**Material for this task**
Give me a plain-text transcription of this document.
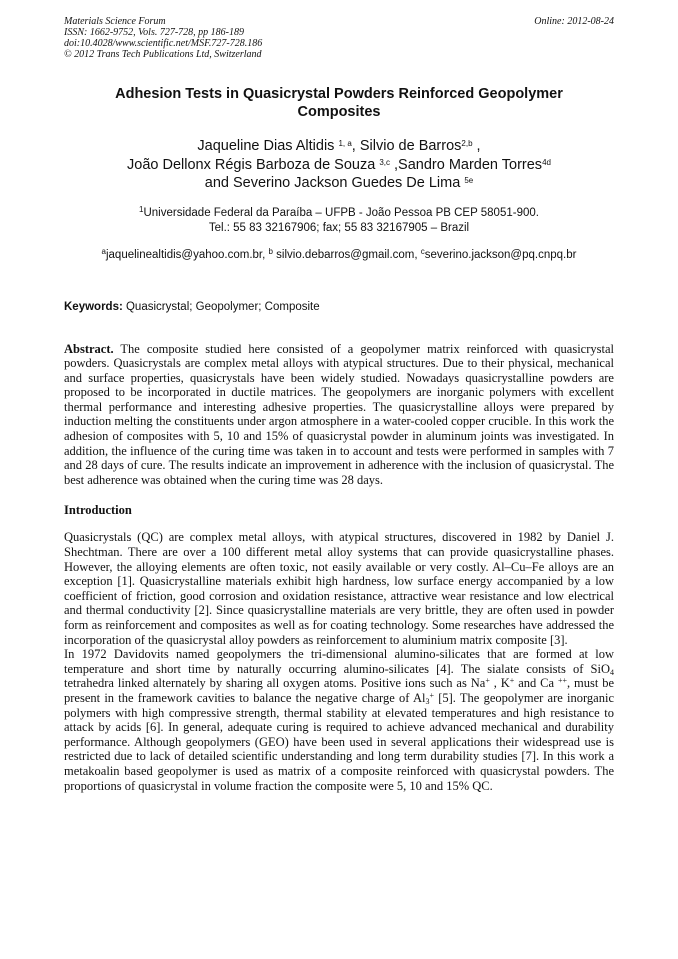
Materials Science Forum
ISSN: 1662-9752, Vols. 727-728, pp 186-189
doi:10.4028/www.scientific.net/MSF.727-728.186
© 2012 Trans Tech Publications Ltd, Switzerland
Online: 2012-08-24
Adhesion Tests in Quasicrystal Powders Reinforced Geopolymer Composites
Jaqueline Dias Altidis $^{1, a}$, Silvio de Barros$^{2,b}$ ,
João Dellonx Régis Barboza de Souza $^{3,c}$ ,Sandro Marden Torres$^{4d}$
and Severino Jackson Guedes De Lima $^{5e}$
$^1$Universidade Federal da Paraíba – UFPB - João Pessoa PB CEP 58051-900.
Tel.: 55 83 32167906; fax; 55 83 32167905 – Brazil
$^a$jaquelinealtidis@yahoo.com.br, $^b$ silvio.debarros@gmail.com, $^c$severino.jackson@pq.cnpq.br
Keywords: Quasicrystal; Geopolymer; Composite

Abstract. The composite studied here consisted of a geopolymer matrix reinforced with quasicrystal powders. Quasicrystals are complex metal alloys with atypical structures. Due to their physical, mechanical and surface properties, quasicrystals have been widely studied. Nowadays quasicrystalline powders are proposed to be incorporated in ductile matrices. The geopolymers are inorganic polymers with excellent thermal performance and interesting adhesive properties. The quasicrystalline alloys were prepared by induction melting the constituents under argon atmosphere in a water-cooled copper crucible. In this work the adhesion of composites with 5, 10 and 15% of quasicrystal powder in aluminum joints was investigated. In addition, the influence of the curing time was taken in to account and tests were performed in samples with 7 and 28 days of cure. The results indicate an improvement in adherence with the inclusion of quasicrystal. The best adherence was obtained when the curing time was 28 days.

Introduction

Quasicrystals (QC) are complex metal alloys, with atypical structures, discovered in 1982 by Daniel J. Shechtman. There are over a 100 different metal alloy systems that can provide quasicrystalline phases. However, the alloying elements are often toxic, not easily available or very costly. Al–Cu–Fe alloys are an exception [1]. Quasicrystalline materials exhibit high hardness, low surface energy accompanied by a low coefficient of friction, good corrosion and oxidation resistance, attractive wear resistance and low electrical and thermal conductivity [2]. Since quasicrystalline materials are very brittle, they are often used in powder form as reinforcement and composites as well as for coating technology. Some researches have addressed the incorporation of the quasicrystal alloy powders as reinforcement to aluminium matrix composite [3].

In 1972 Davidovits named geopolymers the tri-dimensional alumino-silicates that are formed at low temperature and short time by naturally occurring alumino-silicates [4]. The sialate consists of SiO$_4$ tetrahedra linked alternately by sharing all oxygen atoms. Positive ions such as Na+ , K+ and Ca ++, must be present in the framework cavities to balance the negative charge of $Al_3^+$ [5]. The geopolymer are inorganic polymers with high compressive strength, thermal stability at elevated temperatures and high resistance to attack by acids [6]. In general, adequate curing is required to achieve advanced mechanical and durability performance. Although geopolymers (GEO) have been used in several applications their widespread use is restricted due to lack of detailed scientific understanding and long term durability studies [7]. In this work a metakoalin based geopolymer is used as matrix of a composite reinforced with quasicrystal powders. The proportions of quasicrystal in volume fraction the composite were 5, 10 and 15% QC.
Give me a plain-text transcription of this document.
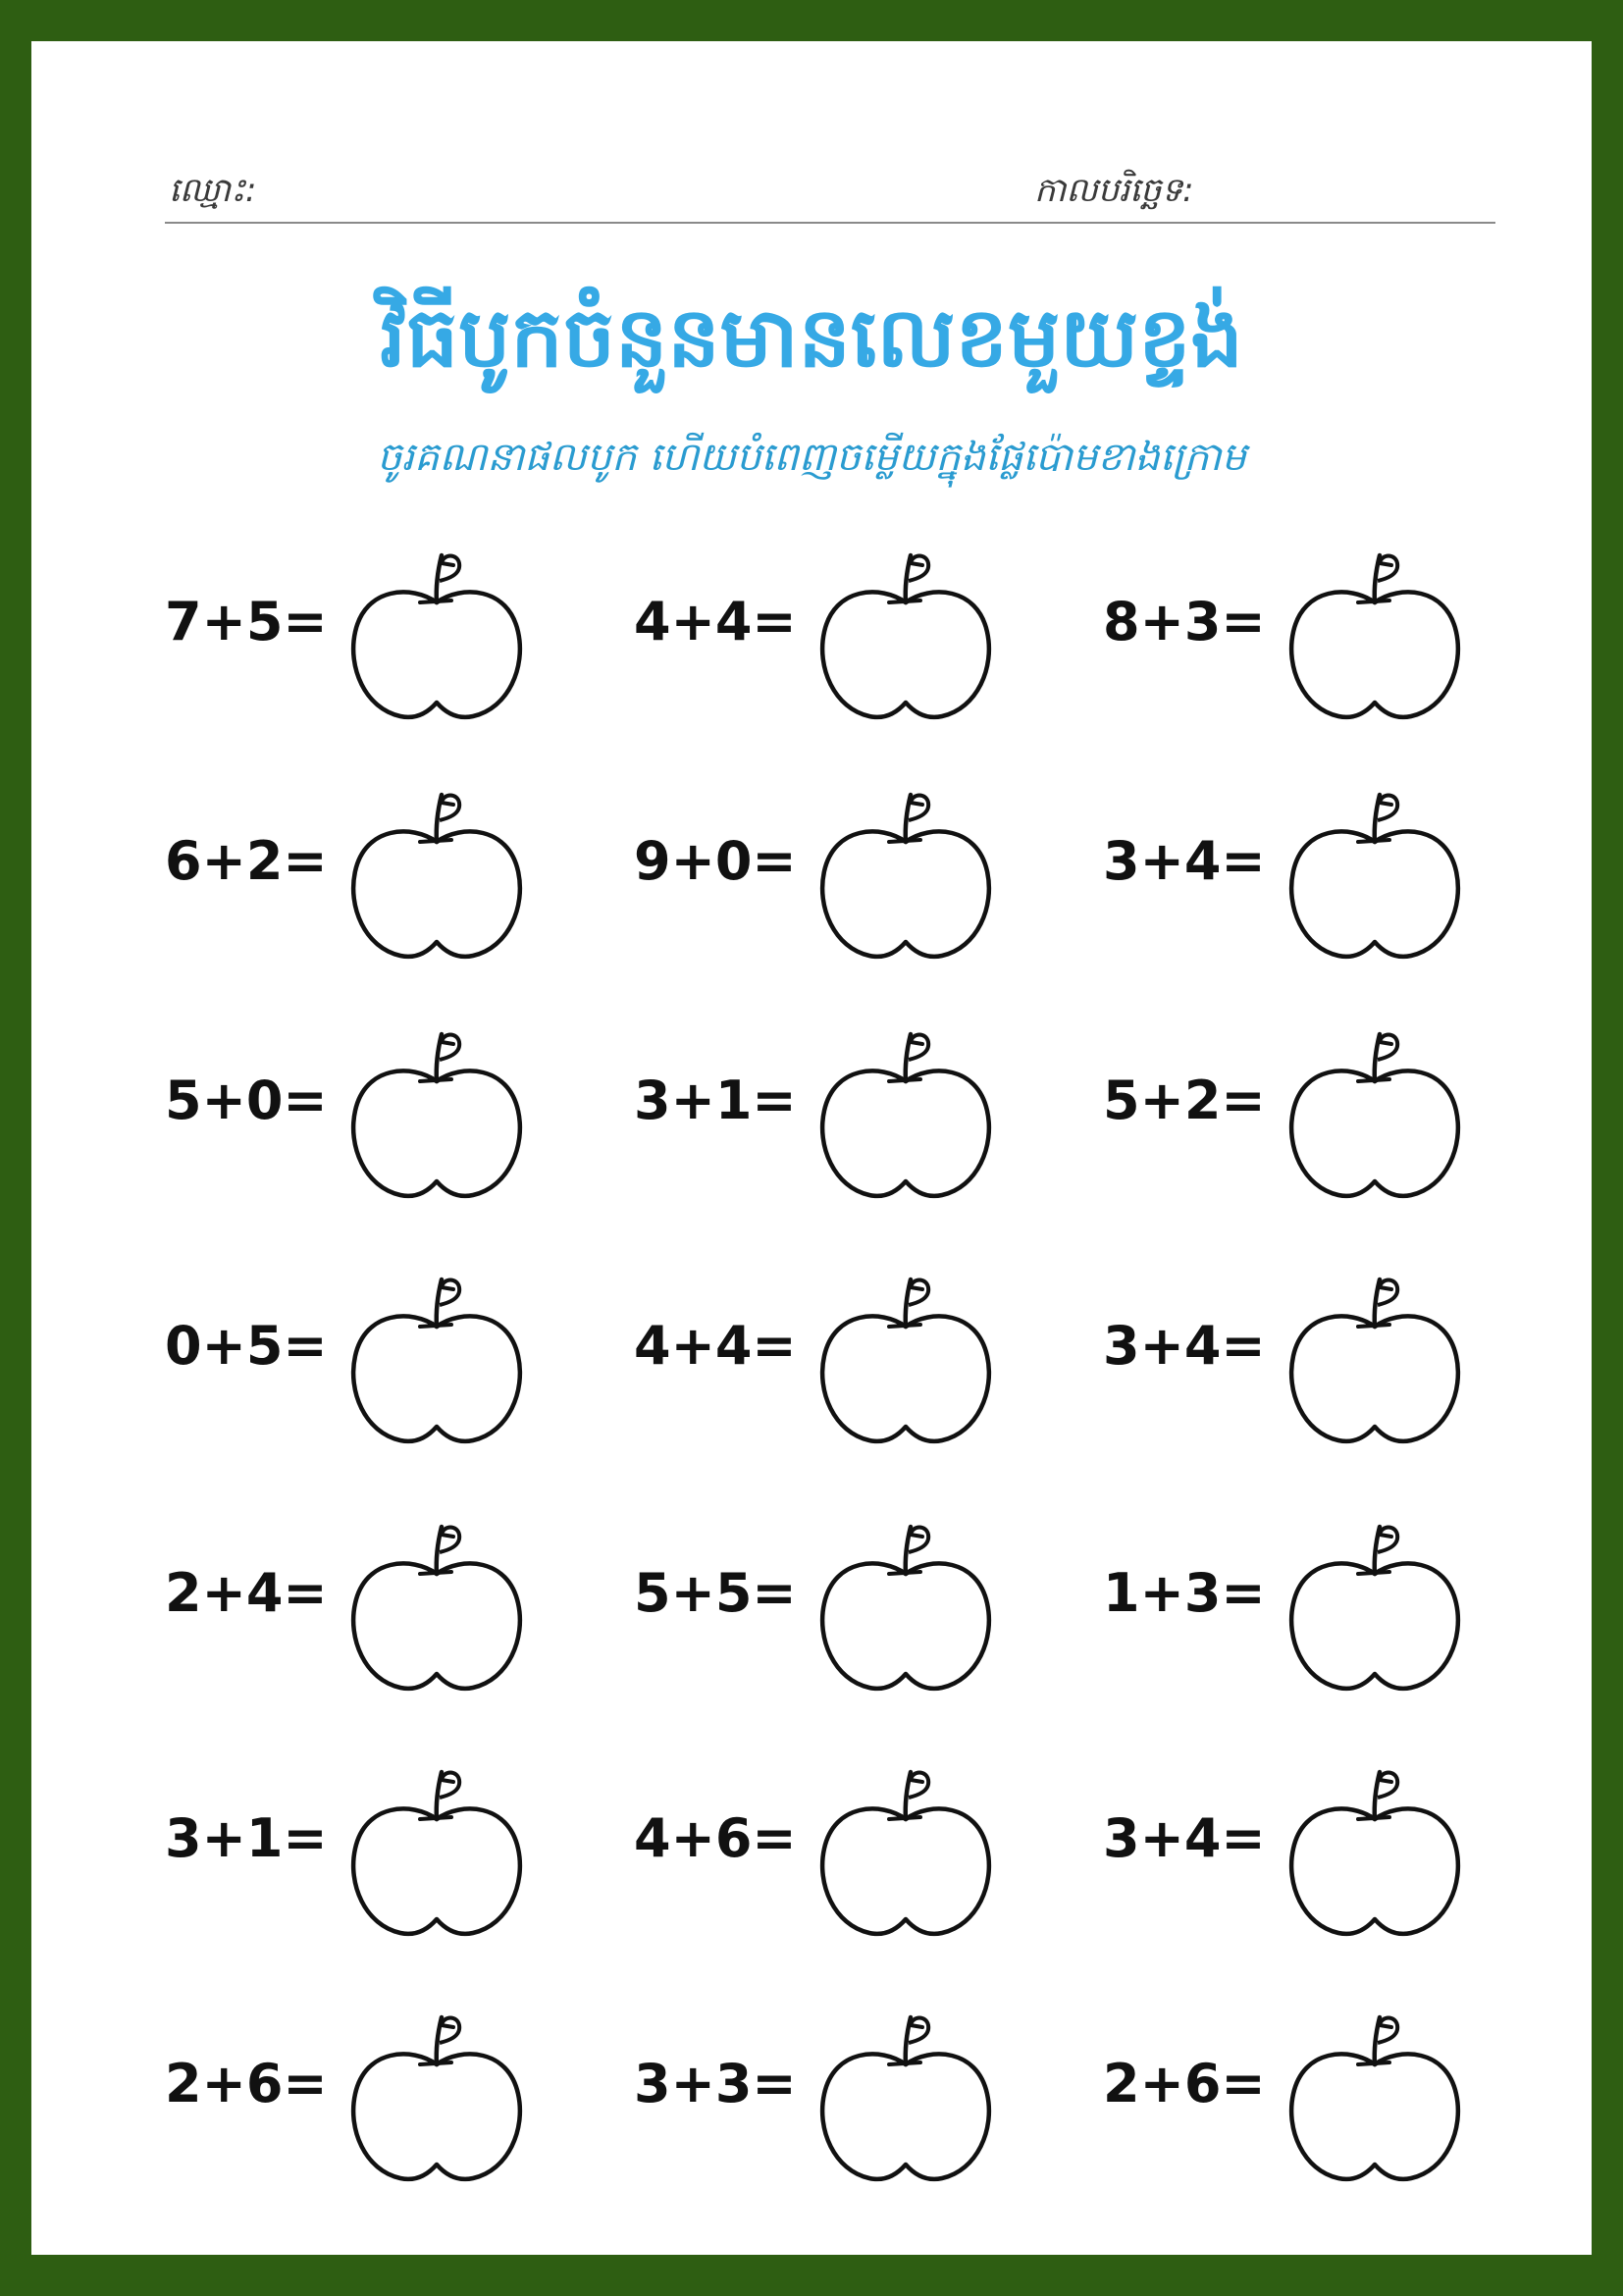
ឈ្មោះ:	កាលបរិច្ឆេទ:
វិធីបូកចំនួនមានលេខមួយខ្ទង់
ចូរគណនាផលបូក ហើយបំពេញចម្លើយក្នុងផ្លែប៉ោមខាងក្រោម
7+5=	4+4=	8+3=
6+2=	9+0=	3+4=
5+0=	3+1=	5+2=
0+5=	4+4=	3+4=
2+4=	5+5=	1+3=
3+1=	4+6=	3+4=
2+6=	3+3=	2+6=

**Aim of the task**
Without the pictures, extract every entry verbatim.

**Written answer**
Give me a plain-text transcription of this document.
Materials Science Forum
ISSN: 1662-9752, Vols. 727-728, pp 186-189
doi:10.4028/www.scientific.net/MSF.727-728.186
© 2012 Trans Tech Publications Ltd, Switzerland
Online: 2012-08-24
Adhesion Tests in Quasicrystal Powders Reinforced Geopolymer Composites
Jaqueline Dias Altidis $^{1, a}$, Silvio de Barros$^{2,b}$ ,
João Dellonx Régis Barboza de Souza $^{3,c}$ ,Sandro Marden Torres$^{4d}$
and Severino Jackson Guedes De Lima $^{5e}$
$^1$Universidade Federal da Paraíba – UFPB - João Pessoa PB CEP 58051-900.
Tel.: 55 83 32167906; fax; 55 83 32167905 – Brazil
$^a$jaquelinealtidis@yahoo.com.br, $^b$ silvio.debarros@gmail.com, $^c$severino.jackson@pq.cnpq.br
Keywords: Quasicrystal; Geopolymer; Composite

Abstract. The composite studied here consisted of a geopolymer matrix reinforced with quasicrystal powders. Quasicrystals are complex metal alloys with atypical structures. Due to their physical, mechanical and surface properties, quasicrystals have been widely studied. Nowadays quasicrystalline powders are proposed to be incorporated in ductile matrices. The geopolymers are inorganic polymers with excellent thermal performance and interesting adhesive properties. The quasicrystalline alloys were prepared by induction melting the constituents under argon atmosphere in a water-cooled copper crucible. In this work the adhesion of composites with 5, 10 and 15% of quasicrystal powder in aluminum joints was investigated. In addition, the influence of the curing time was taken in to account and tests were performed in samples with 7 and 28 days of cure. The results indicate an improvement in adherence with the inclusion of quasicrystal. The best adherence was obtained when the curing time was 28 days.

Introduction

Quasicrystals (QC) are complex metal alloys, with atypical structures, discovered in 1982 by Daniel J. Shechtman. There are over a 100 different metal alloy systems that can provide quasicrystalline phases. However, the alloying elements are often toxic, not easily available or very costly. Al–Cu–Fe alloys are an exception [1]. Quasicrystalline materials exhibit high hardness, low surface energy accompanied by a low coefficient of friction, good corrosion and oxidation resistance, attractive wear resistance and low electrical and thermal conductivity [2]. Since quasicrystalline materials are very brittle, they are often used in powder form as reinforcement and composites as well as for coating technology. Some researches have addressed the incorporation of the quasicrystal alloy powders as reinforcement to aluminium matrix composite [3].

In 1972 Davidovits named geopolymers the tri-dimensional alumino-silicates that are formed at low temperature and short time by naturally occurring alumino-silicates [4]. The sialate consists of SiO$_4$ tetrahedra linked alternately by sharing all oxygen atoms. Positive ions such as Na+ , K+ and Ca ++, must be present in the framework cavities to balance the negative charge of $Al_3^+$ [5]. The geopolymer are inorganic polymers with high compressive strength, thermal stability at elevated temperatures and high resistance to attack by acids [6]. In general, adequate curing is required to achieve advanced mechanical and durability performance. Although geopolymers (GEO) have been used in several applications their widespread use is restricted due to lack of detailed scientific understanding and long term durability studies [7]. In this work a metakoalin based geopolymer is used as matrix of a composite reinforced with quasicrystal powders. The proportions of quasicrystal in volume fraction the composite were 5, 10 and 15% QC.
Give me a plain-text transcription of this document.
ឈ្មោះ:	កាលបរិច្ឆេទ:
វិធីបូកចំនួនមានលេខមួយខ្ទង់
ចូរគណនាផលបូក ហើយបំពេញចម្លើយក្នុងផ្លែប៉ោមខាងក្រោម
7+5=	4+4=	8+3=
6+2=	9+0=	3+4=
5+0=	3+1=	5+2=
0+5=	4+4=	3+4=
2+4=	5+5=	1+3=
3+1=	4+6=	3+4=
2+6=	3+3=	2+6=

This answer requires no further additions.